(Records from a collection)
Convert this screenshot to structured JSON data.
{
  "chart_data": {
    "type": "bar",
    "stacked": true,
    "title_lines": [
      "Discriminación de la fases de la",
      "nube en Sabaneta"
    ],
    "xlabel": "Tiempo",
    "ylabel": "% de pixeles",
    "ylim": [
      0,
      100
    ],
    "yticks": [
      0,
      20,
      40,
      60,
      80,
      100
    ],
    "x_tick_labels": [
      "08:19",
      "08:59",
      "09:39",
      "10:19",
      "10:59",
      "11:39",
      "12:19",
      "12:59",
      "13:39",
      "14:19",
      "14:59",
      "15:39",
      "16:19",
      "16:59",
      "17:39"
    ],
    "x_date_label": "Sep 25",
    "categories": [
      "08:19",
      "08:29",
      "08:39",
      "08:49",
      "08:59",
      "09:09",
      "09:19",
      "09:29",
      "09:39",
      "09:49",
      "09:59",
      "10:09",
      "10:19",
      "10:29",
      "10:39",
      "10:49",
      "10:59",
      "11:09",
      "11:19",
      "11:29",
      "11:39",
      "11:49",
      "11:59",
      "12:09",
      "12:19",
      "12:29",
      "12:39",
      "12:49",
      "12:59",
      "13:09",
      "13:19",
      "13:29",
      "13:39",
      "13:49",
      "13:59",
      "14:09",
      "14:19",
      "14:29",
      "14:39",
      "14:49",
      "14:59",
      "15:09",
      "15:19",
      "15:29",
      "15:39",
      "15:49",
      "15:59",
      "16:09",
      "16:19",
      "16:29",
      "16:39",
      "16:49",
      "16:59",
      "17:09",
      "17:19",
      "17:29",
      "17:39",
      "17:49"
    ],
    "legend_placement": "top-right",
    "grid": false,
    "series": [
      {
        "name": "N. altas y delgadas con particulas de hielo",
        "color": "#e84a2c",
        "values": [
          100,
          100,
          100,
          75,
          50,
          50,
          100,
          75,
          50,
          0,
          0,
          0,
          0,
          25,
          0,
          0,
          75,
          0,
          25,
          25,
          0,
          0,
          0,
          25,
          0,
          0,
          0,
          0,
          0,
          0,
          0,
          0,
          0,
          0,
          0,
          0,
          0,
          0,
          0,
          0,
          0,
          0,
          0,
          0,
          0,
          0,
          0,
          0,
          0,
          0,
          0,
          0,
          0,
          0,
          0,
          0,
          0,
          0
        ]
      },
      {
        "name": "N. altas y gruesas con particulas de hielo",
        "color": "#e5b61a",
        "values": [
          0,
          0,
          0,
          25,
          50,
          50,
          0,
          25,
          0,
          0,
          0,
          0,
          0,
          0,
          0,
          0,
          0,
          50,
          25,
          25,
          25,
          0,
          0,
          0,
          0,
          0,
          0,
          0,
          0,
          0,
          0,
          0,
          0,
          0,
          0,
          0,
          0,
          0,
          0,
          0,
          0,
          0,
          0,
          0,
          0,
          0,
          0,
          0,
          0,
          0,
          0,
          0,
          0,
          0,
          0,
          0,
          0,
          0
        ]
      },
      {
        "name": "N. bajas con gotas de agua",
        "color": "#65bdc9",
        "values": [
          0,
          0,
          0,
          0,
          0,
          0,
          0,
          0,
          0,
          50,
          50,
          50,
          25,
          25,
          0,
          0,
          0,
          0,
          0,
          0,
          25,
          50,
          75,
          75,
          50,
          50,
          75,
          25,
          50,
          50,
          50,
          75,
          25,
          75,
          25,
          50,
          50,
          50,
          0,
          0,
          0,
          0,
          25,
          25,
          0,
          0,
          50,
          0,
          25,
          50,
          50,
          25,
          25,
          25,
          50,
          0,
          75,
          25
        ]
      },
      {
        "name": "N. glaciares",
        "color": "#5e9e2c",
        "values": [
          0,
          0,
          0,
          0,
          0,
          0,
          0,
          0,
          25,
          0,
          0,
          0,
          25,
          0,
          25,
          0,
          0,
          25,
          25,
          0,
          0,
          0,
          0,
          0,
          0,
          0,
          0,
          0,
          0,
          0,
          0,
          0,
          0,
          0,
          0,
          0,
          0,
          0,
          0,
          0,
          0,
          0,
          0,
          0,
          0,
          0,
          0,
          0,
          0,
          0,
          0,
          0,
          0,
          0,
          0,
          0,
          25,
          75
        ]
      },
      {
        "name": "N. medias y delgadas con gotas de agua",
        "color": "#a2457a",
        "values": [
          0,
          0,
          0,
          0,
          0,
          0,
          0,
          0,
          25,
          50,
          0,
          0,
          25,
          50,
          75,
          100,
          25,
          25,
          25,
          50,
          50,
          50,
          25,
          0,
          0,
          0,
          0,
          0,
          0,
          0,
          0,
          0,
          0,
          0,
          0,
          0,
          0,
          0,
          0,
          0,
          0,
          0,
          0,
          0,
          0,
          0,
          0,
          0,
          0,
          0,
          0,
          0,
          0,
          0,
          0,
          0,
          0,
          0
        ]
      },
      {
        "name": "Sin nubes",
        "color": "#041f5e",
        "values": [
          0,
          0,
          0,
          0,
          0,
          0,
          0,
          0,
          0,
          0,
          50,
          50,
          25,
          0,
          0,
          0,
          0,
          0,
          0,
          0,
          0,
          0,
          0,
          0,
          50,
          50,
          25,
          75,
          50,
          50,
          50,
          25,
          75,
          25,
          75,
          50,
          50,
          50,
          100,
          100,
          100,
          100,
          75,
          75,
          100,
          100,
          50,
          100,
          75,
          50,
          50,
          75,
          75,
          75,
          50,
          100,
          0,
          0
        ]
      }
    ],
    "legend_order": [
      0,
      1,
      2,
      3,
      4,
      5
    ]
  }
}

**PROBLEM REQUIREMENTS:**
In the records above, find the lines containing "gotas" and copy them.

**SOLUTION TO THIS PROBLEM:**
        "name": "N. bajas con gotas de agua",
        "name": "N. medias y delgadas con gotas de agua",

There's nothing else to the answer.